- What to produce -
Repeat what the lines below say, word for word, and skip every image.

══════════════════════════════

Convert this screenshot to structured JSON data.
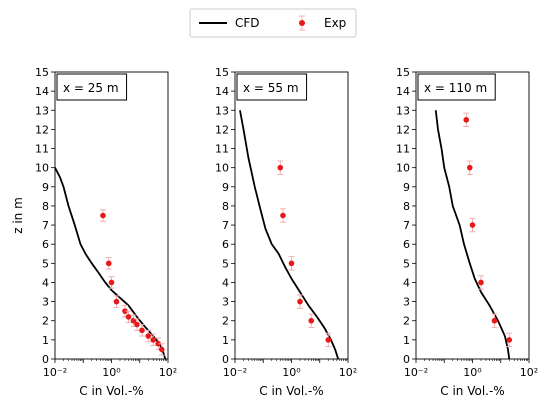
{
  "legend": {
    "cfd_label": "CFD",
    "exp_label": "Exp"
  },
  "colors": {
    "cfd_line": "#000000",
    "exp_marker": "#e8191a",
    "exp_errorbar": "#f0b0b0",
    "axes": "#000000",
    "background": "#ffffff"
  },
  "chart_data": [
    {
      "type": "line",
      "annotation": "x = 25 m",
      "xlabel": "C in Vol.-%",
      "ylabel": "z in m",
      "xscale": "log",
      "xlim": [
        0.01,
        100
      ],
      "ylim": [
        0,
        15
      ],
      "xticks": [
        0.01,
        1,
        100
      ],
      "xtick_labels": [
        "10⁻²",
        "10⁰",
        "10²"
      ],
      "yticks": [
        0,
        1,
        2,
        3,
        4,
        5,
        6,
        7,
        8,
        9,
        10,
        11,
        12,
        13,
        14,
        15
      ],
      "series": [
        {
          "name": "CFD",
          "kind": "line",
          "x": [
            0.01,
            0.015,
            0.02,
            0.03,
            0.05,
            0.08,
            0.12,
            0.2,
            0.35,
            0.6,
            1.0,
            2.0,
            4.0,
            8.0,
            15.0,
            30.0,
            50.0,
            70.0,
            80.0
          ],
          "y": [
            10.0,
            9.5,
            9.0,
            8.0,
            7.0,
            6.0,
            5.5,
            5.0,
            4.5,
            4.0,
            3.6,
            3.2,
            2.8,
            2.2,
            1.7,
            1.2,
            0.8,
            0.3,
            0.0
          ]
        },
        {
          "name": "Exp",
          "kind": "scatter",
          "x": [
            0.5,
            0.8,
            1.0,
            1.5,
            3.0,
            4.0,
            6.0,
            8.0,
            12.0,
            20.0,
            30.0,
            45.0,
            60.0
          ],
          "y": [
            7.5,
            5.0,
            4.0,
            3.0,
            2.5,
            2.2,
            2.0,
            1.8,
            1.5,
            1.2,
            1.0,
            0.8,
            0.5
          ],
          "y_err": 0.3
        }
      ]
    },
    {
      "type": "line",
      "annotation": "x = 55 m",
      "xlabel": "C in Vol.-%",
      "ylabel": "",
      "xscale": "log",
      "xlim": [
        0.01,
        100
      ],
      "ylim": [
        0,
        15
      ],
      "xticks": [
        0.01,
        1,
        100
      ],
      "xtick_labels": [
        "10⁻²",
        "10⁰",
        "10²"
      ],
      "yticks": [
        0,
        1,
        2,
        3,
        4,
        5,
        6,
        7,
        8,
        9,
        10,
        11,
        12,
        13,
        14,
        15
      ],
      "series": [
        {
          "name": "CFD",
          "kind": "line",
          "x": [
            0.015,
            0.02,
            0.03,
            0.05,
            0.08,
            0.12,
            0.2,
            0.35,
            0.6,
            1.0,
            2.0,
            4.0,
            8.0,
            15.0,
            25.0,
            35.0,
            45.0
          ],
          "y": [
            13.0,
            12.0,
            10.5,
            9.0,
            7.8,
            6.8,
            6.0,
            5.5,
            4.8,
            4.2,
            3.5,
            2.8,
            2.2,
            1.6,
            1.0,
            0.5,
            0.0
          ]
        },
        {
          "name": "Exp",
          "kind": "scatter",
          "x": [
            0.4,
            0.5,
            1.0,
            2.0,
            5.0,
            20.0
          ],
          "y": [
            10.0,
            7.5,
            5.0,
            3.0,
            2.0,
            1.0
          ],
          "y_err": 0.35
        }
      ]
    },
    {
      "type": "line",
      "annotation": "x = 110 m",
      "xlabel": "C in Vol.-%",
      "ylabel": "",
      "xscale": "log",
      "xlim": [
        0.01,
        100
      ],
      "ylim": [
        0,
        15
      ],
      "xticks": [
        0.01,
        1,
        100
      ],
      "xtick_labels": [
        "10⁻²",
        "10⁰",
        "10²"
      ],
      "yticks": [
        0,
        1,
        2,
        3,
        4,
        5,
        6,
        7,
        8,
        9,
        10,
        11,
        12,
        13,
        14,
        15
      ],
      "series": [
        {
          "name": "CFD",
          "kind": "line",
          "x": [
            0.05,
            0.06,
            0.08,
            0.1,
            0.15,
            0.2,
            0.35,
            0.5,
            0.8,
            1.2,
            2.0,
            4.0,
            8.0,
            14.0,
            18.0,
            20.0
          ],
          "y": [
            13.0,
            12.0,
            11.0,
            10.0,
            9.0,
            8.0,
            7.0,
            6.0,
            5.0,
            4.2,
            3.5,
            2.8,
            2.0,
            1.2,
            0.5,
            0.0
          ]
        },
        {
          "name": "Exp",
          "kind": "scatter",
          "x": [
            0.6,
            0.8,
            1.0,
            2.0,
            6.0,
            20.0
          ],
          "y": [
            12.5,
            10.0,
            7.0,
            4.0,
            2.0,
            1.0
          ],
          "y_err": 0.35
        }
      ]
    }
  ]
}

══════════════════════════════

- Answer to the exercise -
Convert this screenshot to structured JSON data.
{
  "legend": {
    "cfd_label": "CFD",
    "exp_label": "Exp"
  },
  "colors": {
    "cfd_line": "#000000",
    "exp_marker": "#e8191a",
    "exp_errorbar": "#f0b0b0",
    "axes": "#000000",
    "background": "#ffffff"
  },
  "chart_data": [
    {
      "type": "line",
      "annotation": "x = 25 m",
      "xlabel": "C in Vol.-%",
      "ylabel": "z in m",
      "xscale": "log",
      "xlim": [
        0.01,
        100
      ],
      "ylim": [
        0,
        15
      ],
      "xticks": [
        0.01,
        1,
        100
      ],
      "xtick_labels": [
        "10⁻²",
        "10⁰",
        "10²"
      ],
      "yticks": [
        0,
        1,
        2,
        3,
        4,
        5,
        6,
        7,
        8,
        9,
        10,
        11,
        12,
        13,
        14,
        15
      ],
      "series": [
        {
          "name": "CFD",
          "kind": "line",
          "x": [
            0.01,
            0.015,
            0.02,
            0.03,
            0.05,
            0.08,
            0.12,
            0.2,
            0.35,
            0.6,
            1.0,
            2.0,
            4.0,
            8.0,
            15.0,
            30.0,
            50.0,
            70.0,
            80.0
          ],
          "y": [
            10.0,
            9.5,
            9.0,
            8.0,
            7.0,
            6.0,
            5.5,
            5.0,
            4.5,
            4.0,
            3.6,
            3.2,
            2.8,
            2.2,
            1.7,
            1.2,
            0.8,
            0.3,
            0.0
          ]
        },
        {
          "name": "Exp",
          "kind": "scatter",
          "x": [
            0.5,
            0.8,
            1.0,
            1.5,
            3.0,
            4.0,
            6.0,
            8.0,
            12.0,
            20.0,
            30.0,
            45.0,
            60.0
          ],
          "y": [
            7.5,
            5.0,
            4.0,
            3.0,
            2.5,
            2.2,
            2.0,
            1.8,
            1.5,
            1.2,
            1.0,
            0.8,
            0.5
          ],
          "y_err": 0.3
        }
      ]
    },
    {
      "type": "line",
      "annotation": "x = 55 m",
      "xlabel": "C in Vol.-%",
      "ylabel": "",
      "xscale": "log",
      "xlim": [
        0.01,
        100
      ],
      "ylim": [
        0,
        15
      ],
      "xticks": [
        0.01,
        1,
        100
      ],
      "xtick_labels": [
        "10⁻²",
        "10⁰",
        "10²"
      ],
      "yticks": [
        0,
        1,
        2,
        3,
        4,
        5,
        6,
        7,
        8,
        9,
        10,
        11,
        12,
        13,
        14,
        15
      ],
      "series": [
        {
          "name": "CFD",
          "kind": "line",
          "x": [
            0.015,
            0.02,
            0.03,
            0.05,
            0.08,
            0.12,
            0.2,
            0.35,
            0.6,
            1.0,
            2.0,
            4.0,
            8.0,
            15.0,
            25.0,
            35.0,
            45.0
          ],
          "y": [
            13.0,
            12.0,
            10.5,
            9.0,
            7.8,
            6.8,
            6.0,
            5.5,
            4.8,
            4.2,
            3.5,
            2.8,
            2.2,
            1.6,
            1.0,
            0.5,
            0.0
          ]
        },
        {
          "name": "Exp",
          "kind": "scatter",
          "x": [
            0.4,
            0.5,
            1.0,
            2.0,
            5.0,
            20.0
          ],
          "y": [
            10.0,
            7.5,
            5.0,
            3.0,
            2.0,
            1.0
          ],
          "y_err": 0.35
        }
      ]
    },
    {
      "type": "line",
      "annotation": "x = 110 m",
      "xlabel": "C in Vol.-%",
      "ylabel": "",
      "xscale": "log",
      "xlim": [
        0.01,
        100
      ],
      "ylim": [
        0,
        15
      ],
      "xticks": [
        0.01,
        1,
        100
      ],
      "xtick_labels": [
        "10⁻²",
        "10⁰",
        "10²"
      ],
      "yticks": [
        0,
        1,
        2,
        3,
        4,
        5,
        6,
        7,
        8,
        9,
        10,
        11,
        12,
        13,
        14,
        15
      ],
      "series": [
        {
          "name": "CFD",
          "kind": "line",
          "x": [
            0.05,
            0.06,
            0.08,
            0.1,
            0.15,
            0.2,
            0.35,
            0.5,
            0.8,
            1.2,
            2.0,
            4.0,
            8.0,
            14.0,
            18.0,
            20.0
          ],
          "y": [
            13.0,
            12.0,
            11.0,
            10.0,
            9.0,
            8.0,
            7.0,
            6.0,
            5.0,
            4.2,
            3.5,
            2.8,
            2.0,
            1.2,
            0.5,
            0.0
          ]
        },
        {
          "name": "Exp",
          "kind": "scatter",
          "x": [
            0.6,
            0.8,
            1.0,
            2.0,
            6.0,
            20.0
          ],
          "y": [
            12.5,
            10.0,
            7.0,
            4.0,
            2.0,
            1.0
          ],
          "y_err": 0.35
        }
      ]
    }
  ]
}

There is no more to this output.